» OBJECTIVE
In the listing below, find the line containing "Enumerate this screenshot's". Write out that line and every line after it to the end, exactly and only those.

» SUPPLIED DATA

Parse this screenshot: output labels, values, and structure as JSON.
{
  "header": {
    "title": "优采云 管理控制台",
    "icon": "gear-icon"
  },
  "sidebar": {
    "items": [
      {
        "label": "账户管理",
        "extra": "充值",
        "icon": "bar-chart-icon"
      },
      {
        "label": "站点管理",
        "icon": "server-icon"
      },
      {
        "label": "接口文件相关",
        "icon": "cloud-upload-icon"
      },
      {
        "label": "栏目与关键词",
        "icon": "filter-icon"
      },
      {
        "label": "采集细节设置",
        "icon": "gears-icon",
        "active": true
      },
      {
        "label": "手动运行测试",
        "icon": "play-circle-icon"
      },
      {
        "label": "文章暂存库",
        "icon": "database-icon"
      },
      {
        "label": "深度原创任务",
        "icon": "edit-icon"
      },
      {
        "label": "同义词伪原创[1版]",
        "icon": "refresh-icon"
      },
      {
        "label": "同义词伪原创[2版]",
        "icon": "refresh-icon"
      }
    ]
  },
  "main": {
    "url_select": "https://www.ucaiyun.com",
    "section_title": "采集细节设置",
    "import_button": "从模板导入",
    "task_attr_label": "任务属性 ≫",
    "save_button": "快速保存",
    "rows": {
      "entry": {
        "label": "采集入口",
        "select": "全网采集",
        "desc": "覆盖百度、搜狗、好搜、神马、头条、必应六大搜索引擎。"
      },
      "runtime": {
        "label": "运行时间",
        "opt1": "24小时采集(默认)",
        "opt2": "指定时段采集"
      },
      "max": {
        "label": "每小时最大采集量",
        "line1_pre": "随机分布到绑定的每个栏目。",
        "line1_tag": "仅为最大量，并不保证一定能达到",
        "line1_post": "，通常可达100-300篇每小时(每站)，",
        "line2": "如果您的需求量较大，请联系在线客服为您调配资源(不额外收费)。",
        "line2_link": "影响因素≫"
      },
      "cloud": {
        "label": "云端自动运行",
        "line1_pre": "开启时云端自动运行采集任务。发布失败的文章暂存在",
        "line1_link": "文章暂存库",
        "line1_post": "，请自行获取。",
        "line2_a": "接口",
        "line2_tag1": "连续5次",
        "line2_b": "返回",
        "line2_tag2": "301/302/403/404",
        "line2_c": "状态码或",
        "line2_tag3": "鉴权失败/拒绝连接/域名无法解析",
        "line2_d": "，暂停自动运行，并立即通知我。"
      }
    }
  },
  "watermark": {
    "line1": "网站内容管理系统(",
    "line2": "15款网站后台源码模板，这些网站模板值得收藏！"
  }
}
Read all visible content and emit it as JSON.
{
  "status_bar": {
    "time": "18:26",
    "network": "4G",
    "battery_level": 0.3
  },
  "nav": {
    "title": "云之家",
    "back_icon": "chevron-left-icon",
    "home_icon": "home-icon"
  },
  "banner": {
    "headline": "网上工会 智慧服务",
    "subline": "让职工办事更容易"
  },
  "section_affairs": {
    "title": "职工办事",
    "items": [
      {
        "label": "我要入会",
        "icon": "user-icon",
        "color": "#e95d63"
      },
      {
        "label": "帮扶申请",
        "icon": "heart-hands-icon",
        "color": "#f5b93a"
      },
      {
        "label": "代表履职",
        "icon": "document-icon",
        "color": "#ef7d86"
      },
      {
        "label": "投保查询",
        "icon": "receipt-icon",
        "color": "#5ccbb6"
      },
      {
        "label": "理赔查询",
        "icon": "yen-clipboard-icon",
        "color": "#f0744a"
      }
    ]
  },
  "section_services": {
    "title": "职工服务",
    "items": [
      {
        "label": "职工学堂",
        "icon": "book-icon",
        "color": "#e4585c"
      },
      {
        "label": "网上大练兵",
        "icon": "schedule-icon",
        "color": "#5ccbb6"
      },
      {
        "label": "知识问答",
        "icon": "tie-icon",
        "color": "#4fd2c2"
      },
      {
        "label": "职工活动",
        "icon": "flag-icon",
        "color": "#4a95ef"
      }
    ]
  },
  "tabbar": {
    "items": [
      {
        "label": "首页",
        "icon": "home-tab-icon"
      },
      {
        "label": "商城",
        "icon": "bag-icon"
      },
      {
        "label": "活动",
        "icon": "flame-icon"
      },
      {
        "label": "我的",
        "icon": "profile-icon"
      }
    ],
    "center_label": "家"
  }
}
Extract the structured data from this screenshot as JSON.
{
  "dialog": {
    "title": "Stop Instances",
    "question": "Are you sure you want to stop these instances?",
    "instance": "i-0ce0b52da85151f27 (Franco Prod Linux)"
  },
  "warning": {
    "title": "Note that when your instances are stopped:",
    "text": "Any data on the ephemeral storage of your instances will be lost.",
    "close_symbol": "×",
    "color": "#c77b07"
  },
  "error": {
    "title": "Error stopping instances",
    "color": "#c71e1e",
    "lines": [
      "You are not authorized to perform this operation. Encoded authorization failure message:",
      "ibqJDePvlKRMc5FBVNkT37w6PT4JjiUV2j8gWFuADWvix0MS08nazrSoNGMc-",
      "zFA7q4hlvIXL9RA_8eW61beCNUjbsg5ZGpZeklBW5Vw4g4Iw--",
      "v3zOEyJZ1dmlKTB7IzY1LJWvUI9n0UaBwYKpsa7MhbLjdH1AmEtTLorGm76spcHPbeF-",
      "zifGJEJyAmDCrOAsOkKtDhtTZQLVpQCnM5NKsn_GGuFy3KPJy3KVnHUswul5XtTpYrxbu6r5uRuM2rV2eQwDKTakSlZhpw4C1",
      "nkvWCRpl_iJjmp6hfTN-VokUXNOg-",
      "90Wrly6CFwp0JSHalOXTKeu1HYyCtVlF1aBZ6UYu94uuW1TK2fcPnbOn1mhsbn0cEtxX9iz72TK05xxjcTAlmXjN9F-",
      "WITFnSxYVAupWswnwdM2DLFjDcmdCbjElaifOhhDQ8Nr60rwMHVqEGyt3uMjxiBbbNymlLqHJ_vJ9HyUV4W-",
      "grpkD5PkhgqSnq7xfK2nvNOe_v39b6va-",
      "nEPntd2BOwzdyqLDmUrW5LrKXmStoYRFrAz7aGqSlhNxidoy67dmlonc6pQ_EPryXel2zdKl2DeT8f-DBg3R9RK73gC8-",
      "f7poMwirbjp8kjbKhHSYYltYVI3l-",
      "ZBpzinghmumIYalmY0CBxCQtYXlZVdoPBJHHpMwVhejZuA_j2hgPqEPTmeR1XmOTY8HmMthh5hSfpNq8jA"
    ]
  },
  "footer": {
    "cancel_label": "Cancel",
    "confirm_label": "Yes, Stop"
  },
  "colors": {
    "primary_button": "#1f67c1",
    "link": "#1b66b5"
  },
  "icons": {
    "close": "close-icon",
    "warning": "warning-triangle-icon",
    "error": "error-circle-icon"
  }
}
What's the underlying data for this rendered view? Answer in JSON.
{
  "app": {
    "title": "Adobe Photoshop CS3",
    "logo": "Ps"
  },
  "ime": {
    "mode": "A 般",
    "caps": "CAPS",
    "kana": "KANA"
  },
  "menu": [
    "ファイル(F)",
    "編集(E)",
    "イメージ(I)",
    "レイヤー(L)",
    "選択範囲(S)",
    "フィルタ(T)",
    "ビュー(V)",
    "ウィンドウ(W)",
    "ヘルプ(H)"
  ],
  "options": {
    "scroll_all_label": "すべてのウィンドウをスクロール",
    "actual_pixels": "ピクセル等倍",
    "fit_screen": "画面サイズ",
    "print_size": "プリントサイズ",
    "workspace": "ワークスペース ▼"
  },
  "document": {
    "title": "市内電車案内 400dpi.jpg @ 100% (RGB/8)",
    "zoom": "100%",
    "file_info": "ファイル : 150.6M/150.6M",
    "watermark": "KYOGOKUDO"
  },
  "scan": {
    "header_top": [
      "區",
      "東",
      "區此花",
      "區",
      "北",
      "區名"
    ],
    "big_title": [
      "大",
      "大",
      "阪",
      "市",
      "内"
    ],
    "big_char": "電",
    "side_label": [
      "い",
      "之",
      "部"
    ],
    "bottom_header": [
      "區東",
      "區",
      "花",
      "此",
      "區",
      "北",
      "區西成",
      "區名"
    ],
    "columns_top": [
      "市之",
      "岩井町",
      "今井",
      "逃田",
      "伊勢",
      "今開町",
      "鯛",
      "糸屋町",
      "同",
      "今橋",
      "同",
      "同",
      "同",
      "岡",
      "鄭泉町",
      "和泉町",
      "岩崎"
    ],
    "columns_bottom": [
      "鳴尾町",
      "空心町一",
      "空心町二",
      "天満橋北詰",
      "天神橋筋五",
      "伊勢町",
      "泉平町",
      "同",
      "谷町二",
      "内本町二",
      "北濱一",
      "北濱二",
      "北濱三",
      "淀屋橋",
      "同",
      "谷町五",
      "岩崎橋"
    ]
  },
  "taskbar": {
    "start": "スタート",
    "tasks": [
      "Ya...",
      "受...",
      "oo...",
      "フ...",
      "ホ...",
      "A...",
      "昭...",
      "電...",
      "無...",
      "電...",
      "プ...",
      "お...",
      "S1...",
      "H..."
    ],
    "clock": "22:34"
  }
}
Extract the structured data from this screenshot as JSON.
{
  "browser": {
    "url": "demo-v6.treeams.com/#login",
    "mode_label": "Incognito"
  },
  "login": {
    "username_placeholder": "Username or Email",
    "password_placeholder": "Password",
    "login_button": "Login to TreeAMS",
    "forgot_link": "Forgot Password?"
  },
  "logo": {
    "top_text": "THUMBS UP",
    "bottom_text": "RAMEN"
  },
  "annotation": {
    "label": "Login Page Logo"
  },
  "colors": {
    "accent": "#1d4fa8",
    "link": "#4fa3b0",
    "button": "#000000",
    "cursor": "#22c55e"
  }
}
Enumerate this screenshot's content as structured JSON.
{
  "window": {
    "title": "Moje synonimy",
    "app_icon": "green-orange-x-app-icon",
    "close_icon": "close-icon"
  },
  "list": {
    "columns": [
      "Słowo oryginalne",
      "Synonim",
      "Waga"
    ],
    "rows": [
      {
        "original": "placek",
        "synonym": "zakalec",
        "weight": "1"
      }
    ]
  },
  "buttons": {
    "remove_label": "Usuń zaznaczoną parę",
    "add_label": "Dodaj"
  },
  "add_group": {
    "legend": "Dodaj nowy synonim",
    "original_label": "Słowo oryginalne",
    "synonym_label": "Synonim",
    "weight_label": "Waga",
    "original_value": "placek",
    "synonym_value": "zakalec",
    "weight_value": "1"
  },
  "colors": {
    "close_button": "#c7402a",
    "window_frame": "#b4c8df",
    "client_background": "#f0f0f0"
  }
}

» REPLY
Enumerate this screenshot's content as structured JSON.
{
  "window": {
    "title": "Moje synonimy",
    "app_icon": "green-orange-x-app-icon",
    "close_icon": "close-icon"
  },
  "list": {
    "columns": [
      "Słowo oryginalne",
      "Synonim",
      "Waga"
    ],
    "rows": [
      {
        "original": "placek",
        "synonym": "zakalec",
        "weight": "1"
      }
    ]
  },
  "buttons": {
    "remove_label": "Usuń zaznaczoną parę",
    "add_label": "Dodaj"
  },
  "add_group": {
    "legend": "Dodaj nowy synonim",
    "original_label": "Słowo oryginalne",
    "synonym_label": "Synonim",
    "weight_label": "Waga",
    "original_value": "placek",
    "synonym_value": "zakalec",
    "weight_value": "1"
  },
  "colors": {
    "close_button": "#c7402a",
    "window_frame": "#b4c8df",
    "client_background": "#f0f0f0"
  }
}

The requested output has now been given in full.